Records that describe figures:
- - - - - - -

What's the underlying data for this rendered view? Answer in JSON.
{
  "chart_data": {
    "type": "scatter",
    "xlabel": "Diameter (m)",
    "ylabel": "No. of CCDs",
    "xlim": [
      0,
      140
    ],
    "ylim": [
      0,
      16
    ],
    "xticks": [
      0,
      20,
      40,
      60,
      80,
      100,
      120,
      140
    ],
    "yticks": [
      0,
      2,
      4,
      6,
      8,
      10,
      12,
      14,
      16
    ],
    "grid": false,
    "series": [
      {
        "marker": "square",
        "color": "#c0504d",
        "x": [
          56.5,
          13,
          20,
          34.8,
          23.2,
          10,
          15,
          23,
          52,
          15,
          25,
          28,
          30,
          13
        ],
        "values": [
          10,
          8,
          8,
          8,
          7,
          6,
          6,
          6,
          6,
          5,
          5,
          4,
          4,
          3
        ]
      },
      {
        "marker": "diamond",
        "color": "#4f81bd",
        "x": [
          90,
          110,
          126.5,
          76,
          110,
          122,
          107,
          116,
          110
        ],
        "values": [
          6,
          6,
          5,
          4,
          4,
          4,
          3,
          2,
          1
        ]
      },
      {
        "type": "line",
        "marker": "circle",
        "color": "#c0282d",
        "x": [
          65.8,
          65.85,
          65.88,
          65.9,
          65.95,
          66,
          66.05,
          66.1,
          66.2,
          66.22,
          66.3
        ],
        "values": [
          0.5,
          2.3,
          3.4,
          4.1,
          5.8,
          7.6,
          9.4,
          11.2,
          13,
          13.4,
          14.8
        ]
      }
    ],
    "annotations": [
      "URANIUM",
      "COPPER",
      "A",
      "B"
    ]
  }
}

- - - - - - -

Every record should be given again exactly.

Output:
What's the underlying data for this rendered view? Answer in JSON.
{
  "chart_data": {
    "type": "scatter",
    "xlabel": "Diameter (m)",
    "ylabel": "No. of CCDs",
    "xlim": [
      0,
      140
    ],
    "ylim": [
      0,
      16
    ],
    "xticks": [
      0,
      20,
      40,
      60,
      80,
      100,
      120,
      140
    ],
    "yticks": [
      0,
      2,
      4,
      6,
      8,
      10,
      12,
      14,
      16
    ],
    "grid": false,
    "series": [
      {
        "marker": "square",
        "color": "#c0504d",
        "x": [
          56.5,
          13,
          20,
          34.8,
          23.2,
          10,
          15,
          23,
          52,
          15,
          25,
          28,
          30,
          13
        ],
        "values": [
          10,
          8,
          8,
          8,
          7,
          6,
          6,
          6,
          6,
          5,
          5,
          4,
          4,
          3
        ]
      },
      {
        "marker": "diamond",
        "color": "#4f81bd",
        "x": [
          90,
          110,
          126.5,
          76,
          110,
          122,
          107,
          116,
          110
        ],
        "values": [
          6,
          6,
          5,
          4,
          4,
          4,
          3,
          2,
          1
        ]
      },
      {
        "type": "line",
        "marker": "circle",
        "color": "#c0282d",
        "x": [
          65.8,
          65.85,
          65.88,
          65.9,
          65.95,
          66,
          66.05,
          66.1,
          66.2,
          66.22,
          66.3
        ],
        "values": [
          0.5,
          2.3,
          3.4,
          4.1,
          5.8,
          7.6,
          9.4,
          11.2,
          13,
          13.4,
          14.8
        ]
      }
    ],
    "annotations": [
      "URANIUM",
      "COPPER",
      "A",
      "B"
    ]
  }
}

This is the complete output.